-------- Textabschnitt --------

Die SPD-Fraktion hat mich wissen lassen, dass sie darum bittet, über diesen Antrag sofort abstimmen zu lassen. - Ich sehe keine andere Meinung dazu im Hause. Dann werde ich das jetzt also machen.
Meine sehr verehrten Damen und Herren, wer also dem Antrag der Fraktion der SPD, Herrn Umweltminister Sander zu entlassen, zustimmen möchte, den bitte ich um ein Handzeichen. - Ich bitte um die Gegenprobe. - Stimmenthaltungen? - Dieser Antrag ist abgelehnt.
Tagesordnungspunkt 33: Erste Beratung: Mit Sofortprogramm Chancen des Biobooms für Niedersachsen nutzen - Antrag der Fraktion Bündnis 90/Die Grünen Drs. 15/3707
Tagesordnungspunkt 34: Erste Beratung: Sofort Handeln: Marktchancen des Ökolandbaus für Niedersachsen nutzen! - Antrag der Fraktion der SPD - Drs. 15/3713
Wenn Sie die Gespräche einstellen könnten, könnten wir auch in der Arbeit fortfahren. Sonst behindern wir uns nur selbst.

--------

- [Aufgabe A] Gib die Zeilen der Datensätze, beginnend mit der Zeile, die „Find all labels, buttons, inputs, and“ enthält, und endend mit der Zeile, die „y-tick-label: −2% xyxy=(55,418,128,459)“ enthält, erneut wieder und ersetze dabei „regions“ durch „areas“, ohne sonst etwas zu ändern. Lass die Bilder in deiner Antwort weg.
Der Textabschnitt und die Datensätze stammen aus verschiedenen Quellen.

-------- Bereitgestelltes Material --------

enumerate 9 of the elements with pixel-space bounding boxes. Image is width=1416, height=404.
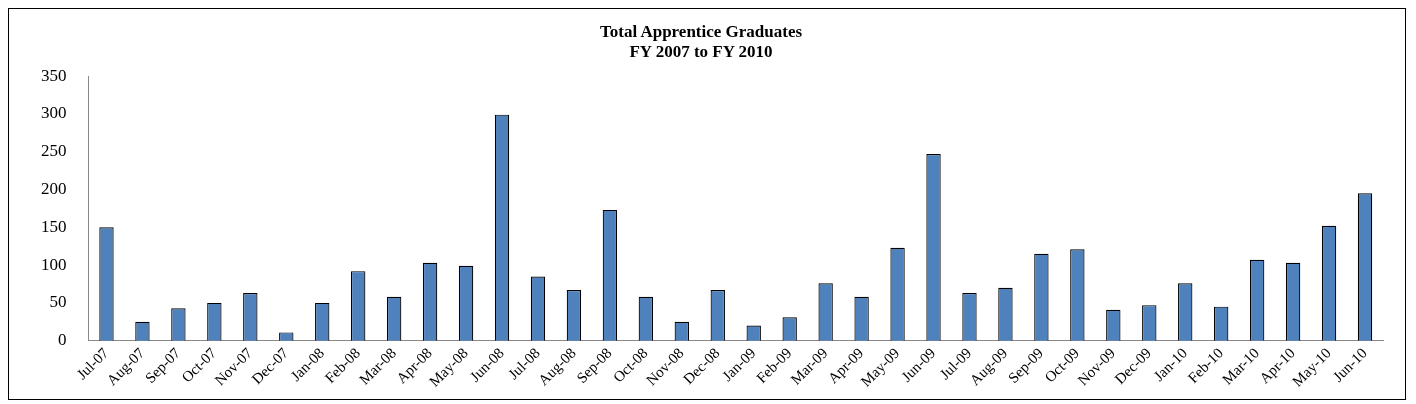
y-tick-label: 200 bbox=[41, 178, 67, 198]
y-tick-label: 250 bbox=[41, 141, 67, 161]
y-tick-label: 100 bbox=[41, 254, 67, 274]
y-tick-label: 150 bbox=[41, 216, 67, 236]
y-tick-label: 300 bbox=[41, 103, 67, 123]
y-tick-label: 50 bbox=[49, 292, 67, 312]
chart-title: Total Apprentice Graduates FY 2007 to FY 2010 bbox=[599, 22, 803, 61]
y-tick-label: 0 bbox=[58, 330, 67, 350]
y-tick-label: 350 bbox=[41, 65, 67, 85]
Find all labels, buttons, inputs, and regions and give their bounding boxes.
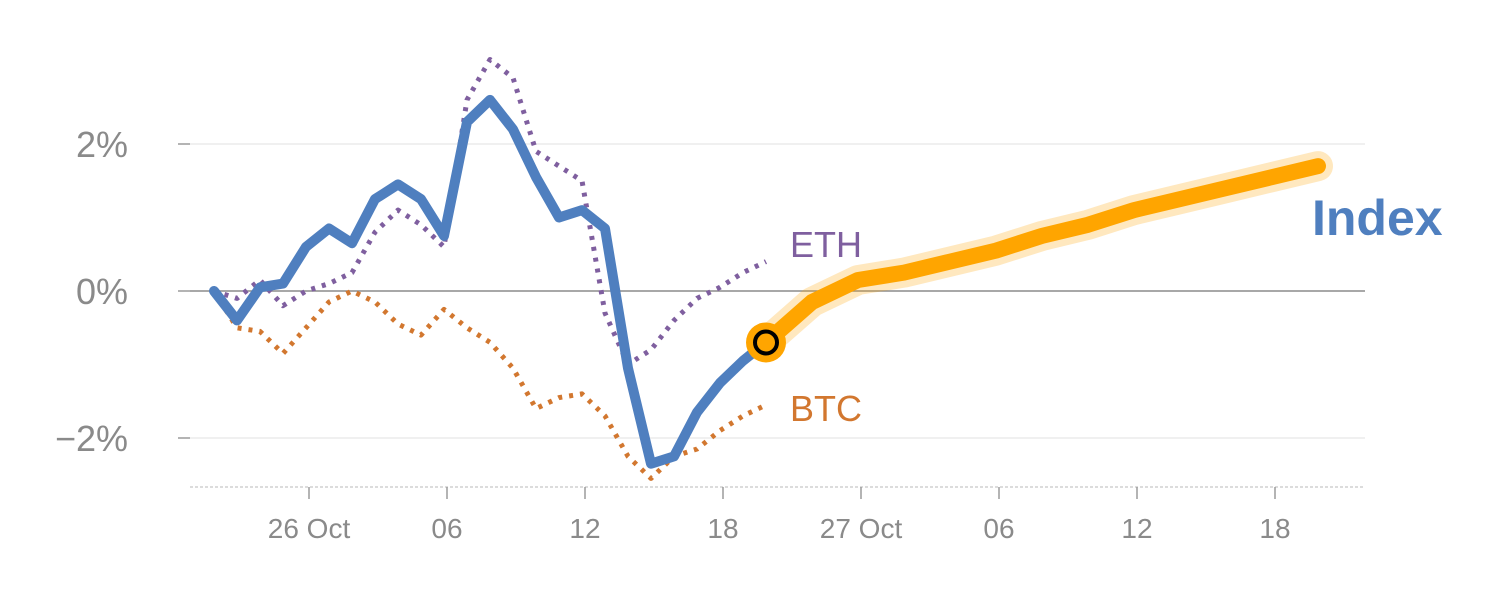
x-tick-label: 26 Oct xyxy=(268,513,351,544)
x-tick-label: 18 xyxy=(707,513,738,544)
x-tick-label: 12 xyxy=(569,513,600,544)
y-tick-label: 0% xyxy=(76,271,128,312)
y-tick-label: 2% xyxy=(76,124,128,165)
series-label-btc: BTC xyxy=(790,388,862,429)
gridlines xyxy=(190,143,1365,439)
series-line-index xyxy=(209,94,771,469)
series-line-eth xyxy=(213,57,768,367)
x-tick-label: 27 Oct xyxy=(820,513,903,544)
x-tick-label: 06 xyxy=(983,513,1014,544)
x-tick-label: 12 xyxy=(1121,513,1152,544)
current-point-marker-group xyxy=(746,322,786,363)
series-lines xyxy=(209,57,1333,481)
x-tick-label: 18 xyxy=(1259,513,1290,544)
current-point-marker xyxy=(753,329,779,356)
projection-line xyxy=(758,158,1326,351)
x-tick-label: 06 xyxy=(431,513,462,544)
y-axis-ticks: 2% 0% −2% xyxy=(55,124,190,459)
series-line-btc xyxy=(211,288,768,481)
series-label-index: Index xyxy=(1312,190,1443,246)
series-labels: ETH BTC Index xyxy=(790,190,1443,429)
series-label-eth: ETH xyxy=(790,224,862,265)
y-tick-label: −2% xyxy=(55,418,128,459)
x-axis-ticks: 26 Oct 06 12 18 27 Oct 06 12 18 xyxy=(268,487,1291,544)
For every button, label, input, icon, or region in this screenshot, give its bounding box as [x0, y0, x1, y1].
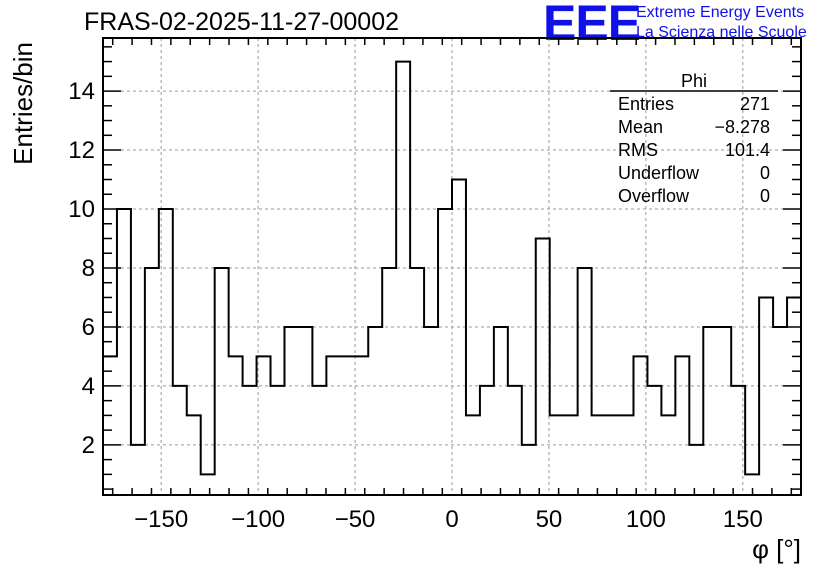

--------

- [Aufgabe B] Schreibe das Sitzungsprotokoll aus dem Landtag im Anschluss an dessen letzten Satz weiter.

- [Antwort A]
Find all labels, buttons, inputs, and areas and give their bounding boxes.
x-tick-label: 26 Oct xyxy=(268,513,351,544)
x-tick-label: 18 xyxy=(707,513,738,544)
x-tick-label: 12 xyxy=(569,513,600,544)
y-tick-label: 0% xyxy=(76,271,128,312)
y-tick-label: 2% xyxy=(76,124,128,165)
series-label-btc: BTC xyxy=(790,388,862,429)
gridlines xyxy=(190,143,1365,439)
series-line-index xyxy=(209,94,771,469)
series-line-eth xyxy=(213,57,768,367)
x-tick-label: 27 Oct xyxy=(820,513,903,544)
x-tick-label: 06 xyxy=(983,513,1014,544)
x-tick-label: 12 xyxy=(1121,513,1152,544)
current-point-marker-group xyxy=(746,322,786,363)
series-lines xyxy=(209,57,1333,481)
x-tick-label: 18 xyxy=(1259,513,1290,544)
current-point-marker xyxy=(753,329,779,356)
projection-line xyxy=(758,158,1326,351)
x-tick-label: 06 xyxy=(431,513,462,544)
y-axis-ticks: 2% 0% −2% xyxy=(55,124,190,459)
series-line-btc xyxy=(211,288,768,481)
series-label-index: Index xyxy=(1312,190,1443,246)
series-labels: ETH BTC Index xyxy=(790,190,1443,429)
series-label-eth: ETH xyxy=(790,224,862,265)
y-tick-label: −2% xyxy=(55,418,128,459)

- [Antwort B]
Herr Präsident! Meine Damen und Herren! Ziel unseres Antrages ist ein Sofortprogramm, das auf den Bioboom reagiert.
Bitte fahren Sie fort, Herr Kollege. - Aber diejenigen Kolleginnen und Kollegen, die sich unterhalten möchten, wofür ich durchaus Verständnis habe, bitte ich, aus dem Saal zu gehen, damit wir hier weiterarbeiten können. - Bitte schön!
Wir möchten, dass die niedersächsische Land- und Lebensmittelwirtschaft dabei unterstützt wird, von der dynamischen Marktentwicklung, die wir gegenwärtig haben, zu profitieren. Wir möchten, dass die Erzeuger in Niedersachsen in die Lage versetzt werden, mit den Verbraucherwünschen Schritt zu halten. Zusammengefasst kann man sagen: Wir möchten, dass das Agrarland Nummer eins auch bei der Ökolandwirtschaft die Nummer eins wird und endlich die rote Laterne in Deutschland abgibt.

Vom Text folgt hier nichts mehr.